Begin
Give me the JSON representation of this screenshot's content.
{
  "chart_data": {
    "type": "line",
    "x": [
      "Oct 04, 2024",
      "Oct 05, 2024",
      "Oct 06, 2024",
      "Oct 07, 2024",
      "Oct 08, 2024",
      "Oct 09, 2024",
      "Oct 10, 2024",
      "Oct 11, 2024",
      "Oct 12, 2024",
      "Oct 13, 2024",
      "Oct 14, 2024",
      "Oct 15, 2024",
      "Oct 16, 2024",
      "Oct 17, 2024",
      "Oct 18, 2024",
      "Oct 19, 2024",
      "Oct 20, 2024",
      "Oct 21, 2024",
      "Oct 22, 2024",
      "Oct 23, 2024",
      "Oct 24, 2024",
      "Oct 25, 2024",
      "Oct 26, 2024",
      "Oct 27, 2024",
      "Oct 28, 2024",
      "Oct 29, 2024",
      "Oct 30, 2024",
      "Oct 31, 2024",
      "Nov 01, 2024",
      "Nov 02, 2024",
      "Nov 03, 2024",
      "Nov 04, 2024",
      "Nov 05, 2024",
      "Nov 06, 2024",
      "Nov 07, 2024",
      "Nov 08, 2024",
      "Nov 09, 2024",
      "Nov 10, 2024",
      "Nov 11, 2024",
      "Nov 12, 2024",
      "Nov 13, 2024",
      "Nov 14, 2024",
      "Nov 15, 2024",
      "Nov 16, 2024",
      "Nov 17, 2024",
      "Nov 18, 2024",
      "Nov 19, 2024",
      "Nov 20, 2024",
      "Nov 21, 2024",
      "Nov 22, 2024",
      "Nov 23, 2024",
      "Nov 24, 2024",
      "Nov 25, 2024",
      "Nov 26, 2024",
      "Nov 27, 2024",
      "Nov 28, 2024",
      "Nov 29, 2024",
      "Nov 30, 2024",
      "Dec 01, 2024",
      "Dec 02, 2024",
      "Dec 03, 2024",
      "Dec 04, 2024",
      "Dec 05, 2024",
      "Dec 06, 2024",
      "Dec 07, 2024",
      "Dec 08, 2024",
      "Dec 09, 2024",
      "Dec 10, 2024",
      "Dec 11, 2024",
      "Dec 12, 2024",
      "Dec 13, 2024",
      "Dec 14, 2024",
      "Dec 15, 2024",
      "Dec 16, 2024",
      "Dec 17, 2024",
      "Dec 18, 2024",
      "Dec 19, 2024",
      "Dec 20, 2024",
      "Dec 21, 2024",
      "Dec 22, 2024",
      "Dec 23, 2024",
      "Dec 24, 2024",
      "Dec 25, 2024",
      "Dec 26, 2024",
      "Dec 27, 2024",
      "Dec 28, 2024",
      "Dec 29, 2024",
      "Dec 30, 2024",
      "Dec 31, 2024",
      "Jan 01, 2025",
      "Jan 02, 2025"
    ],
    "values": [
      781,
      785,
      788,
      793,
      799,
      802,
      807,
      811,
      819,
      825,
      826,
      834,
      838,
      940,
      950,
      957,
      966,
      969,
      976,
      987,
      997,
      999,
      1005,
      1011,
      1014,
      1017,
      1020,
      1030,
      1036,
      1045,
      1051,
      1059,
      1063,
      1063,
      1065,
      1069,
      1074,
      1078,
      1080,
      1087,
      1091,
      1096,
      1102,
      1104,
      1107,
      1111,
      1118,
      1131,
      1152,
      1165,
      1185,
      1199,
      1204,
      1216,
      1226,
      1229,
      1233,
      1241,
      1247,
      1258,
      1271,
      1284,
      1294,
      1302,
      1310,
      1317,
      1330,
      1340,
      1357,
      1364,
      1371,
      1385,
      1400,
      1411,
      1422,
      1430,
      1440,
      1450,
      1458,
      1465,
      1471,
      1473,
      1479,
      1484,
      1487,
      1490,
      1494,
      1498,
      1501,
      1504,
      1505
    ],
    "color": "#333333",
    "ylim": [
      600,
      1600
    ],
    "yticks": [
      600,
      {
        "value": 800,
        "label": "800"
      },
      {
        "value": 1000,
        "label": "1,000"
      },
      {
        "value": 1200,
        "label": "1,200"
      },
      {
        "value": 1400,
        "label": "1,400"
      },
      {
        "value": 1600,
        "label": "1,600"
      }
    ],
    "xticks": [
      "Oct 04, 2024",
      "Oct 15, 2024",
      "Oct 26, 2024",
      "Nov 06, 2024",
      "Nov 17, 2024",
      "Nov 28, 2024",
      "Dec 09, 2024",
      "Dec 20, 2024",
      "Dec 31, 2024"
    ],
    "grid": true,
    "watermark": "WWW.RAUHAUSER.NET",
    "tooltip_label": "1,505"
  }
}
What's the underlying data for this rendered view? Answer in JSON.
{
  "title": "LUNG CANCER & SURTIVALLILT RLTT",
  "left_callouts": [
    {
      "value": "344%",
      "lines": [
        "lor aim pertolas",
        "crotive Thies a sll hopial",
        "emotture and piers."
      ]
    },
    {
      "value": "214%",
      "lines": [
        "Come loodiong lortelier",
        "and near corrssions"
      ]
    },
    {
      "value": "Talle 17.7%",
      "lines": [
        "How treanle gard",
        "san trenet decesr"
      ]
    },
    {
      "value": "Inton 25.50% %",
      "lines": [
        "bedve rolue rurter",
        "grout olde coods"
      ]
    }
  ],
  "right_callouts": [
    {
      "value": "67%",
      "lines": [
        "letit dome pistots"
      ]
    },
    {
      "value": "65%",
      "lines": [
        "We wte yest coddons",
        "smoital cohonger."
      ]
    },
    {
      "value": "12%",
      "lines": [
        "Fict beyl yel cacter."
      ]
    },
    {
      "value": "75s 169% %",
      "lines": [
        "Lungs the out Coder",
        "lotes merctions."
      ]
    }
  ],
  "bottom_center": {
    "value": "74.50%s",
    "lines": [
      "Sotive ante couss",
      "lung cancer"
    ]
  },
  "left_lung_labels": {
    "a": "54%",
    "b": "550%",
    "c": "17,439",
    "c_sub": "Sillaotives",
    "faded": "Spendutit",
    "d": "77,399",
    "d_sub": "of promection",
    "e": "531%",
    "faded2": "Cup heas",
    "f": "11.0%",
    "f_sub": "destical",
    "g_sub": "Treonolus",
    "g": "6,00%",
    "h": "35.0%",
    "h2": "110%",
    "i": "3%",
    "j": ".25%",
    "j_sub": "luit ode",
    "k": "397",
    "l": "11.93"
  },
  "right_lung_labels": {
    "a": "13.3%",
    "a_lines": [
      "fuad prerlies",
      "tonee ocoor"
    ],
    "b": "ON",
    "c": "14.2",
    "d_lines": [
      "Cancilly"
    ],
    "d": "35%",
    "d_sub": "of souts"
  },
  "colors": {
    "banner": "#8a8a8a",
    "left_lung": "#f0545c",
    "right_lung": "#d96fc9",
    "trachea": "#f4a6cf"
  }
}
End
__Task statement__: Reproduce each entry exactly, leaving out nothing.

__Result of this task__:
Give me the JSON representation of this screenshot's content.
{
  "chart_data": {
    "type": "line",
    "x": [
      "Oct 04, 2024",
      "Oct 05, 2024",
      "Oct 06, 2024",
      "Oct 07, 2024",
      "Oct 08, 2024",
      "Oct 09, 2024",
      "Oct 10, 2024",
      "Oct 11, 2024",
      "Oct 12, 2024",
      "Oct 13, 2024",
      "Oct 14, 2024",
      "Oct 15, 2024",
      "Oct 16, 2024",
      "Oct 17, 2024",
      "Oct 18, 2024",
      "Oct 19, 2024",
      "Oct 20, 2024",
      "Oct 21, 2024",
      "Oct 22, 2024",
      "Oct 23, 2024",
      "Oct 24, 2024",
      "Oct 25, 2024",
      "Oct 26, 2024",
      "Oct 27, 2024",
      "Oct 28, 2024",
      "Oct 29, 2024",
      "Oct 30, 2024",
      "Oct 31, 2024",
      "Nov 01, 2024",
      "Nov 02, 2024",
      "Nov 03, 2024",
      "Nov 04, 2024",
      "Nov 05, 2024",
      "Nov 06, 2024",
      "Nov 07, 2024",
      "Nov 08, 2024",
      "Nov 09, 2024",
      "Nov 10, 2024",
      "Nov 11, 2024",
      "Nov 12, 2024",
      "Nov 13, 2024",
      "Nov 14, 2024",
      "Nov 15, 2024",
      "Nov 16, 2024",
      "Nov 17, 2024",
      "Nov 18, 2024",
      "Nov 19, 2024",
      "Nov 20, 2024",
      "Nov 21, 2024",
      "Nov 22, 2024",
      "Nov 23, 2024",
      "Nov 24, 2024",
      "Nov 25, 2024",
      "Nov 26, 2024",
      "Nov 27, 2024",
      "Nov 28, 2024",
      "Nov 29, 2024",
      "Nov 30, 2024",
      "Dec 01, 2024",
      "Dec 02, 2024",
      "Dec 03, 2024",
      "Dec 04, 2024",
      "Dec 05, 2024",
      "Dec 06, 2024",
      "Dec 07, 2024",
      "Dec 08, 2024",
      "Dec 09, 2024",
      "Dec 10, 2024",
      "Dec 11, 2024",
      "Dec 12, 2024",
      "Dec 13, 2024",
      "Dec 14, 2024",
      "Dec 15, 2024",
      "Dec 16, 2024",
      "Dec 17, 2024",
      "Dec 18, 2024",
      "Dec 19, 2024",
      "Dec 20, 2024",
      "Dec 21, 2024",
      "Dec 22, 2024",
      "Dec 23, 2024",
      "Dec 24, 2024",
      "Dec 25, 2024",
      "Dec 26, 2024",
      "Dec 27, 2024",
      "Dec 28, 2024",
      "Dec 29, 2024",
      "Dec 30, 2024",
      "Dec 31, 2024",
      "Jan 01, 2025",
      "Jan 02, 2025"
    ],
    "values": [
      781,
      785,
      788,
      793,
      799,
      802,
      807,
      811,
      819,
      825,
      826,
      834,
      838,
      940,
      950,
      957,
      966,
      969,
      976,
      987,
      997,
      999,
      1005,
      1011,
      1014,
      1017,
      1020,
      1030,
      1036,
      1045,
      1051,
      1059,
      1063,
      1063,
      1065,
      1069,
      1074,
      1078,
      1080,
      1087,
      1091,
      1096,
      1102,
      1104,
      1107,
      1111,
      1118,
      1131,
      1152,
      1165,
      1185,
      1199,
      1204,
      1216,
      1226,
      1229,
      1233,
      1241,
      1247,
      1258,
      1271,
      1284,
      1294,
      1302,
      1310,
      1317,
      1330,
      1340,
      1357,
      1364,
      1371,
      1385,
      1400,
      1411,
      1422,
      1430,
      1440,
      1450,
      1458,
      1465,
      1471,
      1473,
      1479,
      1484,
      1487,
      1490,
      1494,
      1498,
      1501,
      1504,
      1505
    ],
    "color": "#333333",
    "ylim": [
      600,
      1600
    ],
    "yticks": [
      600,
      {
        "value": 800,
        "label": "800"
      },
      {
        "value": 1000,
        "label": "1,000"
      },
      {
        "value": 1200,
        "label": "1,200"
      },
      {
        "value": 1400,
        "label": "1,400"
      },
      {
        "value": 1600,
        "label": "1,600"
      }
    ],
    "xticks": [
      "Oct 04, 2024",
      "Oct 15, 2024",
      "Oct 26, 2024",
      "Nov 06, 2024",
      "Nov 17, 2024",
      "Nov 28, 2024",
      "Dec 09, 2024",
      "Dec 20, 2024",
      "Dec 31, 2024"
    ],
    "grid": true,
    "watermark": "WWW.RAUHAUSER.NET",
    "tooltip_label": "1,505"
  }
}
What's the underlying data for this rendered view? Answer in JSON.
{
  "title": "LUNG CANCER & SURTIVALLILT RLTT",
  "left_callouts": [
    {
      "value": "344%",
      "lines": [
        "lor aim pertolas",
        "crotive Thies a sll hopial",
        "emotture and piers."
      ]
    },
    {
      "value": "214%",
      "lines": [
        "Come loodiong lortelier",
        "and near corrssions"
      ]
    },
    {
      "value": "Talle 17.7%",
      "lines": [
        "How treanle gard",
        "san trenet decesr"
      ]
    },
    {
      "value": "Inton 25.50% %",
      "lines": [
        "bedve rolue rurter",
        "grout olde coods"
      ]
    }
  ],
  "right_callouts": [
    {
      "value": "67%",
      "lines": [
        "letit dome pistots"
      ]
    },
    {
      "value": "65%",
      "lines": [
        "We wte yest coddons",
        "smoital cohonger."
      ]
    },
    {
      "value": "12%",
      "lines": [
        "Fict beyl yel cacter."
      ]
    },
    {
      "value": "75s 169% %",
      "lines": [
        "Lungs the out Coder",
        "lotes merctions."
      ]
    }
  ],
  "bottom_center": {
    "value": "74.50%s",
    "lines": [
      "Sotive ante couss",
      "lung cancer"
    ]
  },
  "left_lung_labels": {
    "a": "54%",
    "b": "550%",
    "c": "17,439",
    "c_sub": "Sillaotives",
    "faded": "Spendutit",
    "d": "77,399",
    "d_sub": "of promection",
    "e": "531%",
    "faded2": "Cup heas",
    "f": "11.0%",
    "f_sub": "destical",
    "g_sub": "Treonolus",
    "g": "6,00%",
    "h": "35.0%",
    "h2": "110%",
    "i": "3%",
    "j": ".25%",
    "j_sub": "luit ode",
    "k": "397",
    "l": "11.93"
  },
  "right_lung_labels": {
    "a": "13.3%",
    "a_lines": [
      "fuad prerlies",
      "tonee ocoor"
    ],
    "b": "ON",
    "c": "14.2",
    "d_lines": [
      "Cancilly"
    ],
    "d": "35%",
    "d_sub": "of souts"
  },
  "colors": {
    "banner": "#8a8a8a",
    "left_lung": "#f0545c",
    "right_lung": "#d96fc9",
    "trachea": "#f4a6cf"
  }
}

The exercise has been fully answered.